▶ [WRITTEN REQUEST]: Here are some records; copy every line that holds the word "觅赐科技".

▶ [RECORDS SHOWN]:
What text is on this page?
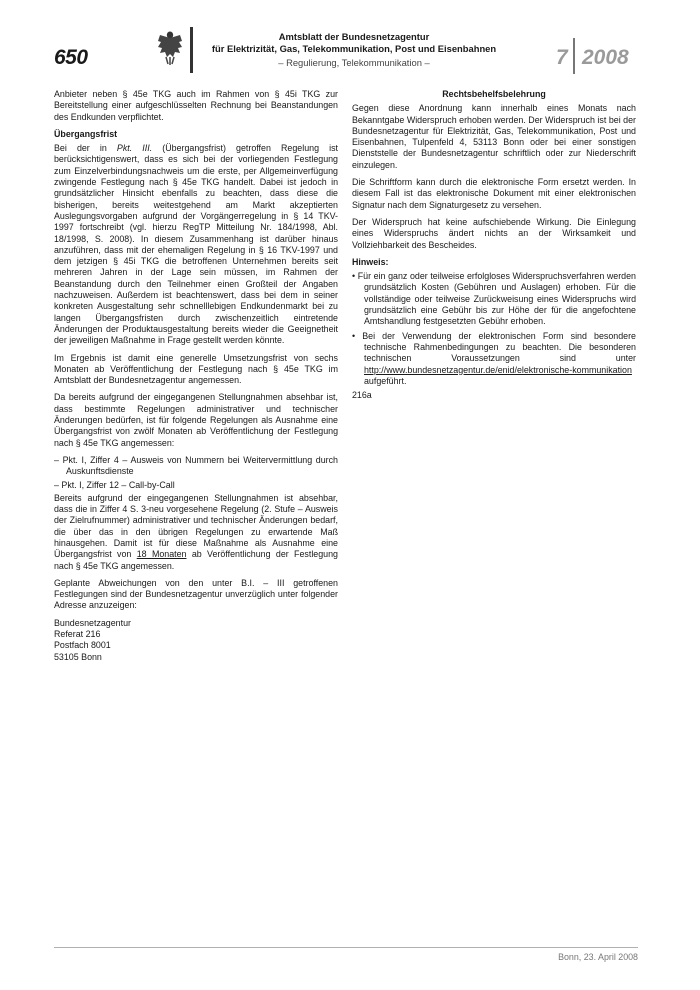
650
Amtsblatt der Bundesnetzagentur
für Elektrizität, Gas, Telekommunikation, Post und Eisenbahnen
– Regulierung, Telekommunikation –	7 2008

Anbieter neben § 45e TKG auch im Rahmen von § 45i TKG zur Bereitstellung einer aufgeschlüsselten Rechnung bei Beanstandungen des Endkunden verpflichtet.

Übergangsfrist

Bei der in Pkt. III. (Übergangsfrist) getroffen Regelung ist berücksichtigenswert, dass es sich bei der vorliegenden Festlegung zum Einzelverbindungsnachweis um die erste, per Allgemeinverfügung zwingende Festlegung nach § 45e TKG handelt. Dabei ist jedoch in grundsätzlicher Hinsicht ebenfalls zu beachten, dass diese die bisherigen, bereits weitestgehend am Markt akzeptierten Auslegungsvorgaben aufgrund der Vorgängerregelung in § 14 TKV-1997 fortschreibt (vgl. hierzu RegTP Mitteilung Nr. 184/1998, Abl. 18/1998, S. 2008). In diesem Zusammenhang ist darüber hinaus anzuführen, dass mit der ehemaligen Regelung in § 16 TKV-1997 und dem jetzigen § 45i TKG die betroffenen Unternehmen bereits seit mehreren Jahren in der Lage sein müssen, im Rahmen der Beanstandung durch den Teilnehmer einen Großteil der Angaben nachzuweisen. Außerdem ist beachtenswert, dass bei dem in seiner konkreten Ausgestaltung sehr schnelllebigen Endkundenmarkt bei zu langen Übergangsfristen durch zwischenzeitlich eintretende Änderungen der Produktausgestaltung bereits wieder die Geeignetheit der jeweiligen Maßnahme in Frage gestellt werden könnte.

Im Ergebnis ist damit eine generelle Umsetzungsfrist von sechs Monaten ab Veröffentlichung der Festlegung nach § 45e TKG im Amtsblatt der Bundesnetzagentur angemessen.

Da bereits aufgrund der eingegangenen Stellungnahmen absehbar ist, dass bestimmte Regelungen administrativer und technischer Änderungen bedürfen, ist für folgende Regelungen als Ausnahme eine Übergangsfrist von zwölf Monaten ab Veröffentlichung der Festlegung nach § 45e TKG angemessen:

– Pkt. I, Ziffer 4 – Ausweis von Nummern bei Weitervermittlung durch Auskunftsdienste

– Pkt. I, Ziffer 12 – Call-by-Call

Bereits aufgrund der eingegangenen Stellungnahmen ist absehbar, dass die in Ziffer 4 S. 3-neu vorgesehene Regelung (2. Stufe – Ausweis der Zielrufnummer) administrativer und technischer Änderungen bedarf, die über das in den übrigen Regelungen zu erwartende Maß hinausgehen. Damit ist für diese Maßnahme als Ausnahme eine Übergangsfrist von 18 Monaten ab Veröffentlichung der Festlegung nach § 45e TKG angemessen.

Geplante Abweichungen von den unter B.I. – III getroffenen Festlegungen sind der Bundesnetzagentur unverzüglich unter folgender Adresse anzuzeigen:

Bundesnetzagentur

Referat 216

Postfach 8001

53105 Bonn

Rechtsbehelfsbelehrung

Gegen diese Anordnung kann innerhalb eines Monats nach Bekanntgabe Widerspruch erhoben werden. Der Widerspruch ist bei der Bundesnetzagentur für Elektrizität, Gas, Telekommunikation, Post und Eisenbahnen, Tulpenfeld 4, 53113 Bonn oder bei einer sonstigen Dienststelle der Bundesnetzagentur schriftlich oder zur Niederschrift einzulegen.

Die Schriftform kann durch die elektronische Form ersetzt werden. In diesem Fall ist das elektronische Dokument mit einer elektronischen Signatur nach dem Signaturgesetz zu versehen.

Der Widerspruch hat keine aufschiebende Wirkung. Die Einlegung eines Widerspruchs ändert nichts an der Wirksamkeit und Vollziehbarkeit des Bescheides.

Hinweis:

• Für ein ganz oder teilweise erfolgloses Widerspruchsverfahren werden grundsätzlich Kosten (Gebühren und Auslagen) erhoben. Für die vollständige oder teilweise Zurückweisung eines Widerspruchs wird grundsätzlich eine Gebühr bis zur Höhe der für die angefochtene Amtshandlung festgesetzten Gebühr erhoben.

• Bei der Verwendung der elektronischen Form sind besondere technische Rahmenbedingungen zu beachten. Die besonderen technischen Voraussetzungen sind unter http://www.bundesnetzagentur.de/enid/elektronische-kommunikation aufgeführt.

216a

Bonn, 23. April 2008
* * *
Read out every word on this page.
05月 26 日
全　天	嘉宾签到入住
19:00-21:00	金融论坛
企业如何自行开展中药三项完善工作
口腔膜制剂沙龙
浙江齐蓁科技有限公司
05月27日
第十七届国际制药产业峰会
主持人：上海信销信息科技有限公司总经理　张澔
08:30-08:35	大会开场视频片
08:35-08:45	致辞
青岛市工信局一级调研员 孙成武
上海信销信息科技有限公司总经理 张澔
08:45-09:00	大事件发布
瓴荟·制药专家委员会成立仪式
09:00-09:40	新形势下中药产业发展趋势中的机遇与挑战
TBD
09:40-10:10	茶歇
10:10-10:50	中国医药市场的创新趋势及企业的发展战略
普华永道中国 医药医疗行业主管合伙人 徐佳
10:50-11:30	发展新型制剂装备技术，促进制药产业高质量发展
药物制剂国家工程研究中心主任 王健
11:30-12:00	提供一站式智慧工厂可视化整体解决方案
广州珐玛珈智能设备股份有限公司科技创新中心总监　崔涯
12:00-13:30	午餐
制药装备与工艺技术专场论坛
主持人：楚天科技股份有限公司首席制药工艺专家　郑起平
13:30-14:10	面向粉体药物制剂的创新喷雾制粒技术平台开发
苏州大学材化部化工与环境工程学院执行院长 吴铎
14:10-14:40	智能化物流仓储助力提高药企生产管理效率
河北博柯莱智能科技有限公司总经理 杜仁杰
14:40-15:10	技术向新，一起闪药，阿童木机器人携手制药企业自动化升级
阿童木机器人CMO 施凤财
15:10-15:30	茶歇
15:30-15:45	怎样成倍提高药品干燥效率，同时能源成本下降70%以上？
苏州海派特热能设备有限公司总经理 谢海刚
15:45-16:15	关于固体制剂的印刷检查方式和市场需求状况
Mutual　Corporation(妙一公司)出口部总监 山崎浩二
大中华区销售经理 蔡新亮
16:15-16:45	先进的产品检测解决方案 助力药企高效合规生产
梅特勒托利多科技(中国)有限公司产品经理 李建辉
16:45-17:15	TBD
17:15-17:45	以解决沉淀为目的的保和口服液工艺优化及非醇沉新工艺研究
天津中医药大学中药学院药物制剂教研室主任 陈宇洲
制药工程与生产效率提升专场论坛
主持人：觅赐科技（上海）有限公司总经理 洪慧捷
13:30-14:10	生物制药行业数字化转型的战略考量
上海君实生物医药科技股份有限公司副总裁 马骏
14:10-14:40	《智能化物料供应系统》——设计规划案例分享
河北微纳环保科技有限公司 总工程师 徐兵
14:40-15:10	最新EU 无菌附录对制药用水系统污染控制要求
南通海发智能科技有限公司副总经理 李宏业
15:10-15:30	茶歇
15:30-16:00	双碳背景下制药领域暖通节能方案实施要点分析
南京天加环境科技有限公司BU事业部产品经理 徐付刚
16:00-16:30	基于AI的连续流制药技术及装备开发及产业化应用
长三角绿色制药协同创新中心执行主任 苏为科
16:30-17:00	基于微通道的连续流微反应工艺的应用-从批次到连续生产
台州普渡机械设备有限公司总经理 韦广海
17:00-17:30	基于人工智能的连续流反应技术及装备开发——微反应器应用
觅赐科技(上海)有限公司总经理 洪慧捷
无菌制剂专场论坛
...
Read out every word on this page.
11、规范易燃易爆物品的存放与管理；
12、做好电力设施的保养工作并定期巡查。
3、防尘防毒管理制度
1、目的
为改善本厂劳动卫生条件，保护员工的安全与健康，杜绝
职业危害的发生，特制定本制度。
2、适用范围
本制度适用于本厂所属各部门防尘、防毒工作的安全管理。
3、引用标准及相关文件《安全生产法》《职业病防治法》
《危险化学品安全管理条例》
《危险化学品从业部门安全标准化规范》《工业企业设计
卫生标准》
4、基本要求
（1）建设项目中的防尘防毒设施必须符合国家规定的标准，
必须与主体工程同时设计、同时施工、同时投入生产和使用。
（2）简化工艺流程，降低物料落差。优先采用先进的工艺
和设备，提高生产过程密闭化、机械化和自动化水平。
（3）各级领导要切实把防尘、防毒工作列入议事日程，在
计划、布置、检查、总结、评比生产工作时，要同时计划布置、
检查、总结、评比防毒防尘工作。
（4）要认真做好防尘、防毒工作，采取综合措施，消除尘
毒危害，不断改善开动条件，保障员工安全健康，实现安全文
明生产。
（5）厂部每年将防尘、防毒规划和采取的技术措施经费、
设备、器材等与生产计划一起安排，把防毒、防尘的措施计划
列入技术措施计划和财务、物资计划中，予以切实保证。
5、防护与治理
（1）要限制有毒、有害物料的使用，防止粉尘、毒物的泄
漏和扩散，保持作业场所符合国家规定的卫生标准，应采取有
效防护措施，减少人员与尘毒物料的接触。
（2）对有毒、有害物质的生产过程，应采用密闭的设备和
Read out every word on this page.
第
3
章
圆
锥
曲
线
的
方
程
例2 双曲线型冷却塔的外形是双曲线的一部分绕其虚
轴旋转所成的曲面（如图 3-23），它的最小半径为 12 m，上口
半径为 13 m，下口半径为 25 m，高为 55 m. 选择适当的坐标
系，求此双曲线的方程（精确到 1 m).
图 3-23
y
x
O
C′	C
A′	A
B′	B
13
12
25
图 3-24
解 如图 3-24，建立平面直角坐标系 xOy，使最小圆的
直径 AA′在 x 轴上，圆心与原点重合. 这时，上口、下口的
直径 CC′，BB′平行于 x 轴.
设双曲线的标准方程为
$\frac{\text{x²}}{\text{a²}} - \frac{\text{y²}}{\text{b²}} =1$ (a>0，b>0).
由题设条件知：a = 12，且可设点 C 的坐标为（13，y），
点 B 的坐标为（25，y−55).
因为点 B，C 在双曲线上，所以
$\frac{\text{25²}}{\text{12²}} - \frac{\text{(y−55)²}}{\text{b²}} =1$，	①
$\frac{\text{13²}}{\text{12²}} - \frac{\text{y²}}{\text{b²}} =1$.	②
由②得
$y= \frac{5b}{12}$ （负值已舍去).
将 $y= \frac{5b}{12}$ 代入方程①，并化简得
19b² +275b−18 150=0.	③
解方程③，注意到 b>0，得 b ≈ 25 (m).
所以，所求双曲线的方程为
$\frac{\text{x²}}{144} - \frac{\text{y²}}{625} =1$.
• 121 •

▶ [ANSWER]:
主持人：觅赐科技（上海）有限公司总经理 洪慧捷
觅赐科技(上海)有限公司总经理 洪慧捷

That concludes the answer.